Work required>
Set down every line of the entries below verbatim, with nothing added, dropped, or altered.

Records for this exercise>
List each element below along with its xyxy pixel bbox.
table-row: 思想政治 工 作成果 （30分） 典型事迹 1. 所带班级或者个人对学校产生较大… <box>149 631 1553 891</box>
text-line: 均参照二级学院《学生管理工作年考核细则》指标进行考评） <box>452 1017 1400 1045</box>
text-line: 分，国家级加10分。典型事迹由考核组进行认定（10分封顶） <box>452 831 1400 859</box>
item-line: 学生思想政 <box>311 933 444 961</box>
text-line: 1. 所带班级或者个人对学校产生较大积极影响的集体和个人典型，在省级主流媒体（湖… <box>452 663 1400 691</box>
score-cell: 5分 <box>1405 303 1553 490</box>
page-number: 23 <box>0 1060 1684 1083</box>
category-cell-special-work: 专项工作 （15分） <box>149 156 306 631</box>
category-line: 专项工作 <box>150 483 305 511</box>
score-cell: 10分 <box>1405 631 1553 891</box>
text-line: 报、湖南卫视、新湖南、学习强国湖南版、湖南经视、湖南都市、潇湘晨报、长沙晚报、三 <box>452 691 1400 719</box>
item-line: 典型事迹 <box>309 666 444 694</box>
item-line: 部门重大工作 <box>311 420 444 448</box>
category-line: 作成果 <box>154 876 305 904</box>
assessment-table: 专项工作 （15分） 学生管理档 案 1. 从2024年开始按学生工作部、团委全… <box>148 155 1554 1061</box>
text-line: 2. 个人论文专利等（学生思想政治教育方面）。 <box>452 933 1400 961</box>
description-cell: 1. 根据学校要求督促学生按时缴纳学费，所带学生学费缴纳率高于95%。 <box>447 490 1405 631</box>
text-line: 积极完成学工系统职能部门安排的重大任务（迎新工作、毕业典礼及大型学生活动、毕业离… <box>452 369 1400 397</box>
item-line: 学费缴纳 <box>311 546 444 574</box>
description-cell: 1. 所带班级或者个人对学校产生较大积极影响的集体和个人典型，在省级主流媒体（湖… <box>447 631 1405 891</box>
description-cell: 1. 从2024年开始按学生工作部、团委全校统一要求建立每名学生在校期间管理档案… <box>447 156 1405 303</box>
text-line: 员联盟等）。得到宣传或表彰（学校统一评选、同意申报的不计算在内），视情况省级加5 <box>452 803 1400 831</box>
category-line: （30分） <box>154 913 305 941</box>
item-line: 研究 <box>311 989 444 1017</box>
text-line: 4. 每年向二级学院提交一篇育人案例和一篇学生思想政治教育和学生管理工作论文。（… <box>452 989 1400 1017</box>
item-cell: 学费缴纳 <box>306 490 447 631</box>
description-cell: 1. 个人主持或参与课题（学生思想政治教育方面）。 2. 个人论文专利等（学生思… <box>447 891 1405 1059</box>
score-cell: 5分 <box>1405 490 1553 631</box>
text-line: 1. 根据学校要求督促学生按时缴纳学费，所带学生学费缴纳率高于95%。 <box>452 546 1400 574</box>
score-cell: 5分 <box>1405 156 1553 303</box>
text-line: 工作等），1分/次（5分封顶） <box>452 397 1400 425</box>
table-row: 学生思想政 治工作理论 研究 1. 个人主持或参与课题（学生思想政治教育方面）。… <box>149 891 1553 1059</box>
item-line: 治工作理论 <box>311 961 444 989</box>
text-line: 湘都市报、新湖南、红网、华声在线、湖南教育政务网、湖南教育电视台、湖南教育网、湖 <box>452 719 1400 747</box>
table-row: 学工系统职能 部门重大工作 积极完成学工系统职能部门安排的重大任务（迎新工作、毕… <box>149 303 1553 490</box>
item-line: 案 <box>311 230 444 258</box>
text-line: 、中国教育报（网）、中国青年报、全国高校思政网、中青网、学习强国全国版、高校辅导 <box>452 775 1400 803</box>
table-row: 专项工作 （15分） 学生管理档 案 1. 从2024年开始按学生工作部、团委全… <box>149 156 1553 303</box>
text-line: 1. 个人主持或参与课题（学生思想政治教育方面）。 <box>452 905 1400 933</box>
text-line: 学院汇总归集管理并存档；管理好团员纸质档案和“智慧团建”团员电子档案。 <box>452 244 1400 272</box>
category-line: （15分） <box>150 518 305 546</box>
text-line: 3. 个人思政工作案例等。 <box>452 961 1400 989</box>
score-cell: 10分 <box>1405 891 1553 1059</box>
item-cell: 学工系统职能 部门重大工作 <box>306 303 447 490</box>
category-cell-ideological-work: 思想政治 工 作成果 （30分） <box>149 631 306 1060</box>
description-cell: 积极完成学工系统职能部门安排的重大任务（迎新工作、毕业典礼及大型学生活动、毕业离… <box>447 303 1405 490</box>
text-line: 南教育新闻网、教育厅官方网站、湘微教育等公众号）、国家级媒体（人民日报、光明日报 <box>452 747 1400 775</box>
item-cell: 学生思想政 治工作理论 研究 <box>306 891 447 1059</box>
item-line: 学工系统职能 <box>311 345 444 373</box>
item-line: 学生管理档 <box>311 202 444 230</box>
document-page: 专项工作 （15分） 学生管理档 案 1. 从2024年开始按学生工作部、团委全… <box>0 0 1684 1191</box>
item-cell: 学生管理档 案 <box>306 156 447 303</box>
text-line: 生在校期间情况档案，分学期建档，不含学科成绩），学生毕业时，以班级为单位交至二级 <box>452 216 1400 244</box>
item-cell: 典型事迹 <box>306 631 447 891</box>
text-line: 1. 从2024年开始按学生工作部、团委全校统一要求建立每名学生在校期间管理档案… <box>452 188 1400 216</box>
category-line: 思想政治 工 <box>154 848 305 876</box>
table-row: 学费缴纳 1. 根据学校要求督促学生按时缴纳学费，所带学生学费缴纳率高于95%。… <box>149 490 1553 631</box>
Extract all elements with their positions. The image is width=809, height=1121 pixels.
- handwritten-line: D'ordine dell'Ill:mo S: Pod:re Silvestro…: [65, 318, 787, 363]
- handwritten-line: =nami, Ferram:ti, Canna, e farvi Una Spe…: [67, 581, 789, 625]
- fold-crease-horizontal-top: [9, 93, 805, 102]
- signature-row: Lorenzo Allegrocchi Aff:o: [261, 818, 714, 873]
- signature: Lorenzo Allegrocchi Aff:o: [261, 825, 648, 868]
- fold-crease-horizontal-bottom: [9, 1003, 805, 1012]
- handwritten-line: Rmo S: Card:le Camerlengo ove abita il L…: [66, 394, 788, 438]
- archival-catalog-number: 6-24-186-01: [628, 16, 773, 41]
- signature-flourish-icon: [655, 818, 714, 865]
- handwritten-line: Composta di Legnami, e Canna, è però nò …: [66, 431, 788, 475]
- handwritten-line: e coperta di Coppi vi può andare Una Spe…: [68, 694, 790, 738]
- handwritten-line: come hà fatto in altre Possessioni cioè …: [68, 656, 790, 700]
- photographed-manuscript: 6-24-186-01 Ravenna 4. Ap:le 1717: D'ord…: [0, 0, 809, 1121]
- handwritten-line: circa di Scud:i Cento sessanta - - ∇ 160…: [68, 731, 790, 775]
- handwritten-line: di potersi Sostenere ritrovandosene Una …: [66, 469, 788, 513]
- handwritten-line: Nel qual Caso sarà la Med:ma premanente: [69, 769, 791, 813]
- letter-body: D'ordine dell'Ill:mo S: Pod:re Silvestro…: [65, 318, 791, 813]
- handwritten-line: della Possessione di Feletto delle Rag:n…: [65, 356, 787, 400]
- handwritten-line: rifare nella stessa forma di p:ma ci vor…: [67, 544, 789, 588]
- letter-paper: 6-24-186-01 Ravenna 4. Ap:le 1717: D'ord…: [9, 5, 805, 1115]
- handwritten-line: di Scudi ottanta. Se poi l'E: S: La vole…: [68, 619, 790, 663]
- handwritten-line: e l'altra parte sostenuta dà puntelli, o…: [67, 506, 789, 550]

Solution to the problem>
List each element below along with its xyxy pixel bbox.
table-row: 思想政治 工 作成果 （30分） 典型事迹 1. 所带班级或者个人对学校产生较大… <box>149 631 1553 891</box>
text-line: 均参照二级学院《学生管理工作年考核细则》指标进行考评） <box>452 1017 1400 1045</box>
text-line: 分，国家级加10分。典型事迹由考核组进行认定（10分封顶） <box>452 831 1400 859</box>
item-line: 学生思想政 <box>311 933 444 961</box>
text-line: 1. 所带班级或者个人对学校产生较大积极影响的集体和个人典型，在省级主流媒体（湖… <box>452 663 1400 691</box>
score-cell: 5分 <box>1405 303 1553 490</box>
page-number: 23 <box>0 1060 1684 1083</box>
category-cell-special-work: 专项工作 （15分） <box>149 156 306 631</box>
category-line: 专项工作 <box>150 483 305 511</box>
score-cell: 10分 <box>1405 631 1553 891</box>
text-line: 报、湖南卫视、新湖南、学习强国湖南版、湖南经视、湖南都市、潇湘晨报、长沙晚报、三 <box>452 691 1400 719</box>
item-line: 典型事迹 <box>309 666 444 694</box>
item-line: 部门重大工作 <box>311 420 444 448</box>
category-line: 作成果 <box>154 876 305 904</box>
assessment-table: 专项工作 （15分） 学生管理档 案 1. 从2024年开始按学生工作部、团委全… <box>148 155 1554 1061</box>
text-line: 2. 个人论文专利等（学生思想政治教育方面）。 <box>452 933 1400 961</box>
description-cell: 1. 根据学校要求督促学生按时缴纳学费，所带学生学费缴纳率高于95%。 <box>447 490 1405 631</box>
text-line: 积极完成学工系统职能部门安排的重大任务（迎新工作、毕业典礼及大型学生活动、毕业离… <box>452 369 1400 397</box>
item-line: 学费缴纳 <box>311 546 444 574</box>
description-cell: 1. 所带班级或者个人对学校产生较大积极影响的集体和个人典型，在省级主流媒体（湖… <box>447 631 1405 891</box>
description-cell: 1. 从2024年开始按学生工作部、团委全校统一要求建立每名学生在校期间管理档案… <box>447 156 1405 303</box>
text-line: 员联盟等）。得到宣传或表彰（学校统一评选、同意申报的不计算在内），视情况省级加5 <box>452 803 1400 831</box>
category-line: （30分） <box>154 913 305 941</box>
item-line: 研究 <box>311 989 444 1017</box>
text-line: 4. 每年向二级学院提交一篇育人案例和一篇学生思想政治教育和学生管理工作论文。（… <box>452 989 1400 1017</box>
item-cell: 学费缴纳 <box>306 490 447 631</box>
description-cell: 1. 个人主持或参与课题（学生思想政治教育方面）。 2. 个人论文专利等（学生思… <box>447 891 1405 1059</box>
score-cell: 5分 <box>1405 490 1553 631</box>
text-line: 1. 根据学校要求督促学生按时缴纳学费，所带学生学费缴纳率高于95%。 <box>452 546 1400 574</box>
score-cell: 5分 <box>1405 156 1553 303</box>
text-line: 工作等），1分/次（5分封顶） <box>452 397 1400 425</box>
table-row: 学生思想政 治工作理论 研究 1. 个人主持或参与课题（学生思想政治教育方面）。… <box>149 891 1553 1059</box>
item-line: 治工作理论 <box>311 961 444 989</box>
text-line: 湘都市报、新湖南、红网、华声在线、湖南教育政务网、湖南教育电视台、湖南教育网、湖 <box>452 719 1400 747</box>
table-row: 学工系统职能 部门重大工作 积极完成学工系统职能部门安排的重大任务（迎新工作、毕… <box>149 303 1553 490</box>
item-line: 案 <box>311 230 444 258</box>
text-line: 、中国教育报（网）、中国青年报、全国高校思政网、中青网、学习强国全国版、高校辅导 <box>452 775 1400 803</box>
table-row: 专项工作 （15分） 学生管理档 案 1. 从2024年开始按学生工作部、团委全… <box>149 156 1553 303</box>
text-line: 1. 个人主持或参与课题（学生思想政治教育方面）。 <box>452 905 1400 933</box>
text-line: 学院汇总归集管理并存档；管理好团员纸质档案和“智慧团建”团员电子档案。 <box>452 244 1400 272</box>
category-line: （15分） <box>150 518 305 546</box>
text-line: 3. 个人思政工作案例等。 <box>452 961 1400 989</box>
score-cell: 10分 <box>1405 891 1553 1059</box>
item-cell: 学工系统职能 部门重大工作 <box>306 303 447 490</box>
category-cell-ideological-work: 思想政治 工 作成果 （30分） <box>149 631 306 1060</box>
description-cell: 积极完成学工系统职能部门安排的重大任务（迎新工作、毕业典礼及大型学生活动、毕业离… <box>447 303 1405 490</box>
text-line: 南教育新闻网、教育厅官方网站、湘微教育等公众号）、国家级媒体（人民日报、光明日报 <box>452 747 1400 775</box>
item-cell: 学生思想政 治工作理论 研究 <box>306 891 447 1059</box>
item-line: 学工系统职能 <box>311 345 444 373</box>
item-line: 学生管理档 <box>311 202 444 230</box>
document-page: 专项工作 （15分） 学生管理档 案 1. 从2024年开始按学生工作部、团委全… <box>0 0 1684 1191</box>
item-cell: 学生管理档 案 <box>306 156 447 303</box>
text-line: 生在校期间情况档案，分学期建档，不含学科成绩），学生毕业时，以班级为单位交至二级 <box>452 216 1400 244</box>
item-cell: 典型事迹 <box>306 631 447 891</box>
text-line: 1. 从2024年开始按学生工作部、团委全校统一要求建立每名学生在校期间管理档案… <box>452 188 1400 216</box>
category-line: 思想政治 工 <box>154 848 305 876</box>
table-row: 学费缴纳 1. 根据学校要求督促学生按时缴纳学费，所带学生学费缴纳率高于95%。… <box>149 490 1553 631</box>
Extract all elements with their positions. The image is width=809, height=1121 pixels.
- handwritten-line: D'ordine dell'Ill:mo S: Pod:re Silvestro…: [65, 318, 787, 363]
- handwritten-line: =nami, Ferram:ti, Canna, e farvi Una Spe…: [67, 581, 789, 625]
- fold-crease-horizontal-top: [9, 93, 805, 102]
- signature-row: Lorenzo Allegrocchi Aff:o: [261, 818, 714, 873]
- signature: Lorenzo Allegrocchi Aff:o: [261, 825, 648, 868]
- fold-crease-horizontal-bottom: [9, 1003, 805, 1012]
- handwritten-line: Rmo S: Card:le Camerlengo ove abita il L…: [66, 394, 788, 438]
- archival-catalog-number: 6-24-186-01: [628, 16, 773, 41]
- signature-flourish-icon: [655, 818, 714, 865]
- handwritten-line: Composta di Legnami, e Canna, è però nò …: [66, 431, 788, 475]
- handwritten-line: e coperta di Coppi vi può andare Una Spe…: [68, 694, 790, 738]
- handwritten-line: come hà fatto in altre Possessioni cioè …: [68, 656, 790, 700]
- photographed-manuscript: 6-24-186-01 Ravenna 4. Ap:le 1717: D'ord…: [0, 0, 809, 1121]
- handwritten-line: circa di Scud:i Cento sessanta - - ∇ 160…: [68, 731, 790, 775]
- handwritten-line: di potersi Sostenere ritrovandosene Una …: [66, 469, 788, 513]
- handwritten-line: Nel qual Caso sarà la Med:ma premanente: [69, 769, 791, 813]
- letter-body: D'ordine dell'Ill:mo S: Pod:re Silvestro…: [65, 318, 791, 813]
- handwritten-line: della Possessione di Feletto delle Rag:n…: [65, 356, 787, 400]
- handwritten-line: rifare nella stessa forma di p:ma ci vor…: [67, 544, 789, 588]
- letter-paper: 6-24-186-01 Ravenna 4. Ap:le 1717: D'ord…: [9, 5, 805, 1115]
- handwritten-line: di Scudi ottanta. Se poi l'E: S: La vole…: [68, 619, 790, 663]
- handwritten-line: e l'altra parte sostenuta dà puntelli, o…: [67, 506, 789, 550]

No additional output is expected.